Given problem
Which lines hold the word "text"? Show each of them.

(Data records)
━━━━━━━━
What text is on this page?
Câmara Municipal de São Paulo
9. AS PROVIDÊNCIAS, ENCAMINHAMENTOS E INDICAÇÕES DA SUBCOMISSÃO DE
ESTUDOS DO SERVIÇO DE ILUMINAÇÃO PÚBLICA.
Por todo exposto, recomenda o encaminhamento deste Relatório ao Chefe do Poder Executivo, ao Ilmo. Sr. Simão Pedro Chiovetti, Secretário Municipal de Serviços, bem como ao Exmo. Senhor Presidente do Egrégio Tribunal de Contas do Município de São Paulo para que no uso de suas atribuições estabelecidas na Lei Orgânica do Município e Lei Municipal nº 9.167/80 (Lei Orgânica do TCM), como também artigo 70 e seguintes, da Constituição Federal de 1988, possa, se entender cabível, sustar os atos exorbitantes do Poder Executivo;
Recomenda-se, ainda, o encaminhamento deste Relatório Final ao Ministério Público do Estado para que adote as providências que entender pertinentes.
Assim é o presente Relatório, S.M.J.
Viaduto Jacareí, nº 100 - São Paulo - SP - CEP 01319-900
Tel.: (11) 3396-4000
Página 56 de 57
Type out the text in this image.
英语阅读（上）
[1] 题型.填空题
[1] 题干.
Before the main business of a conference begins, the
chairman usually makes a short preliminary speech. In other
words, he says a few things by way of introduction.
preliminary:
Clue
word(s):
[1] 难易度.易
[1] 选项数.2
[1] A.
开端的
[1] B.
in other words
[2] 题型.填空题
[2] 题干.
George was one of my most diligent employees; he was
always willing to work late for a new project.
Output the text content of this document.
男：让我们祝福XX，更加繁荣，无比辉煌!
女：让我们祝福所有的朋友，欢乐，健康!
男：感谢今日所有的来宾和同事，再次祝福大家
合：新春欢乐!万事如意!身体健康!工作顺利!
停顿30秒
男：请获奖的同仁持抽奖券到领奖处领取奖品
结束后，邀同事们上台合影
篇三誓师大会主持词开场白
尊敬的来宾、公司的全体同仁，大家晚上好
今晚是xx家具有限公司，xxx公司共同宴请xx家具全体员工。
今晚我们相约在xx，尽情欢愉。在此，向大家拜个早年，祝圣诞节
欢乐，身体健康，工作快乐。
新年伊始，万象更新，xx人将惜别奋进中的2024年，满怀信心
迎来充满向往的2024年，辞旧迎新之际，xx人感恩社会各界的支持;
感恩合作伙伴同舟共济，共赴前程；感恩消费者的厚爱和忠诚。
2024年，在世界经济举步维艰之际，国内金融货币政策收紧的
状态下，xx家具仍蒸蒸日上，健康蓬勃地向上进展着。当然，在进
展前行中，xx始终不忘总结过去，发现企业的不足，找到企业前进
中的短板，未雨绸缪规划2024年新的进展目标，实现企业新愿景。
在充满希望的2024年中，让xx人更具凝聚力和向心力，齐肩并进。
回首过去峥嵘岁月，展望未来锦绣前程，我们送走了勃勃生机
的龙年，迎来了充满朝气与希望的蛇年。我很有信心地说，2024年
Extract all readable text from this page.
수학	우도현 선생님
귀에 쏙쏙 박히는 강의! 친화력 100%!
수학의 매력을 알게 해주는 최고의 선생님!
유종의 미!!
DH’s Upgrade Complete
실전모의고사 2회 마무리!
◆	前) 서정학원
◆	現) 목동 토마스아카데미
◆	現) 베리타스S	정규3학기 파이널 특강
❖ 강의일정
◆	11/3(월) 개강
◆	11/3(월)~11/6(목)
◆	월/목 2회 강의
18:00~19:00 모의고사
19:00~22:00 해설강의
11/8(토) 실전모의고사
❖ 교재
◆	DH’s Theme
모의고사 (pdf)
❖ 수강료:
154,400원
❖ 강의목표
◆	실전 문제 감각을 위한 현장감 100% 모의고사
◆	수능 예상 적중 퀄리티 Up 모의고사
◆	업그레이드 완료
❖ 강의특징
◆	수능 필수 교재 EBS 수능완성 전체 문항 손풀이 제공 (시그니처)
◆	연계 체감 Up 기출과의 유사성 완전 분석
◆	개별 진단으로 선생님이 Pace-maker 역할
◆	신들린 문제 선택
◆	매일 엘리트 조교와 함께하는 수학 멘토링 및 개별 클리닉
━━━━━━━━
Written solution
What text is on this page?
Type out the text in this image.
Output the text content of this document.
Extract all readable text from this page.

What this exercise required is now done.